Collected data entries:

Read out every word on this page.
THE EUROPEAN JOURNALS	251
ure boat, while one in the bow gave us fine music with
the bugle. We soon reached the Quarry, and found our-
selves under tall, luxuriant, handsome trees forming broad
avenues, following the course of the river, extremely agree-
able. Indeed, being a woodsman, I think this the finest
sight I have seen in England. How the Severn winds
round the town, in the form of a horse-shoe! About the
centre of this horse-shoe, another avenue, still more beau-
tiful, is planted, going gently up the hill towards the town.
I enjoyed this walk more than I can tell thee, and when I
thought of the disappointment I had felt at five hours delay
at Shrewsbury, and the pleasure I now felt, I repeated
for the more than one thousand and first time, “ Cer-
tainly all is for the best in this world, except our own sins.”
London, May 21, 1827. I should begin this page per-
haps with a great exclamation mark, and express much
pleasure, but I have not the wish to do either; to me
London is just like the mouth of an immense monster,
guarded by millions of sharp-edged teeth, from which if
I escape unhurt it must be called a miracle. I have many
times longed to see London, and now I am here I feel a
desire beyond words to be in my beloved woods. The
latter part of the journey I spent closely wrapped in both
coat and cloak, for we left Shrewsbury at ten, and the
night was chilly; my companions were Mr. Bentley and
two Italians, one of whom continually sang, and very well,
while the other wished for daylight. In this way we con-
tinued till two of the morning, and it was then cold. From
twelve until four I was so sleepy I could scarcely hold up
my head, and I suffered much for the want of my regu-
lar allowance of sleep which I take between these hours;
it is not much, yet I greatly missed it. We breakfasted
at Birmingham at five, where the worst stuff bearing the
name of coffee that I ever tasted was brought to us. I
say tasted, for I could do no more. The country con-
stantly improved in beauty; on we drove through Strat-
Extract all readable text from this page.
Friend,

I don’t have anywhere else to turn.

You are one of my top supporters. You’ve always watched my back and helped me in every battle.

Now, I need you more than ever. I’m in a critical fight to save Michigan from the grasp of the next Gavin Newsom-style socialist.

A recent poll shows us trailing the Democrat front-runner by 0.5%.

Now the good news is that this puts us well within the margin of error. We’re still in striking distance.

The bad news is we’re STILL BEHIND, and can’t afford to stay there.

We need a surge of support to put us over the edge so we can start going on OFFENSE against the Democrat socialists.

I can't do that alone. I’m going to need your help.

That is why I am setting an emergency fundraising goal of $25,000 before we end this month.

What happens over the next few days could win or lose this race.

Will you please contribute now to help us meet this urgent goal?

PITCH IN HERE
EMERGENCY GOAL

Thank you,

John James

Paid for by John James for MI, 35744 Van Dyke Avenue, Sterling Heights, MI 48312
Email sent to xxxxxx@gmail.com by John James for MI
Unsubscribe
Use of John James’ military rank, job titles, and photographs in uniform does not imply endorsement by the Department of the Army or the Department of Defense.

Stated problem: Output the lines above verbatim and in full.

Response to the task:
Read out every word on this page.
THE EUROPEAN JOURNALS	251
ure boat, while one in the bow gave us fine music with
the bugle. We soon reached the Quarry, and found our-
selves under tall, luxuriant, handsome trees forming broad
avenues, following the course of the river, extremely agree-
able. Indeed, being a woodsman, I think this the finest
sight I have seen in England. How the Severn winds
round the town, in the form of a horse-shoe! About the
centre of this horse-shoe, another avenue, still more beau-
tiful, is planted, going gently up the hill towards the town.
I enjoyed this walk more than I can tell thee, and when I
thought of the disappointment I had felt at five hours delay
at Shrewsbury, and the pleasure I now felt, I repeated
for the more than one thousand and first time, “ Cer-
tainly all is for the best in this world, except our own sins.”
London, May 21, 1827. I should begin this page per-
haps with a great exclamation mark, and express much
pleasure, but I have not the wish to do either; to me
London is just like the mouth of an immense monster,
guarded by millions of sharp-edged teeth, from which if
I escape unhurt it must be called a miracle. I have many
times longed to see London, and now I am here I feel a
desire beyond words to be in my beloved woods. The
latter part of the journey I spent closely wrapped in both
coat and cloak, for we left Shrewsbury at ten, and the
night was chilly; my companions were Mr. Bentley and
two Italians, one of whom continually sang, and very well,
while the other wished for daylight. In this way we con-
tinued till two of the morning, and it was then cold. From
twelve until four I was so sleepy I could scarcely hold up
my head, and I suffered much for the want of my regu-
lar allowance of sleep which I take between these hours;
it is not much, yet I greatly missed it. We breakfasted
at Birmingham at five, where the worst stuff bearing the
name of coffee that I ever tasted was brought to us. I
say tasted, for I could do no more. The country con-
stantly improved in beauty; on we drove through Strat-
Extract all readable text from this page.
Friend,

I don’t have anywhere else to turn.

You are one of my top supporters. You’ve always watched my back and helped me in every battle.

Now, I need you more than ever. I’m in a critical fight to save Michigan from the grasp of the next Gavin Newsom-style socialist.

A recent poll shows us trailing the Democrat front-runner by 0.5%.

Now the good news is that this puts us well within the margin of error. We’re still in striking distance.

The bad news is we’re STILL BEHIND, and can’t afford to stay there.

We need a surge of support to put us over the edge so we can start going on OFFENSE against the Democrat socialists.

I can't do that alone. I’m going to need your help.

That is why I am setting an emergency fundraising goal of $25,000 before we end this month.

What happens over the next few days could win or lose this race.

Will you please contribute now to help us meet this urgent goal?

PITCH IN HERE
EMERGENCY GOAL

Thank you,

John James

Paid for by John James for MI, 35744 Van Dyke Avenue, Sterling Heights, MI 48312
Email sent to xxxxxx@gmail.com by John James for MI
Unsubscribe
Use of John James’ military rank, job titles, and photographs in uniform does not imply endorsement by the Department of the Army or the Department of Defense.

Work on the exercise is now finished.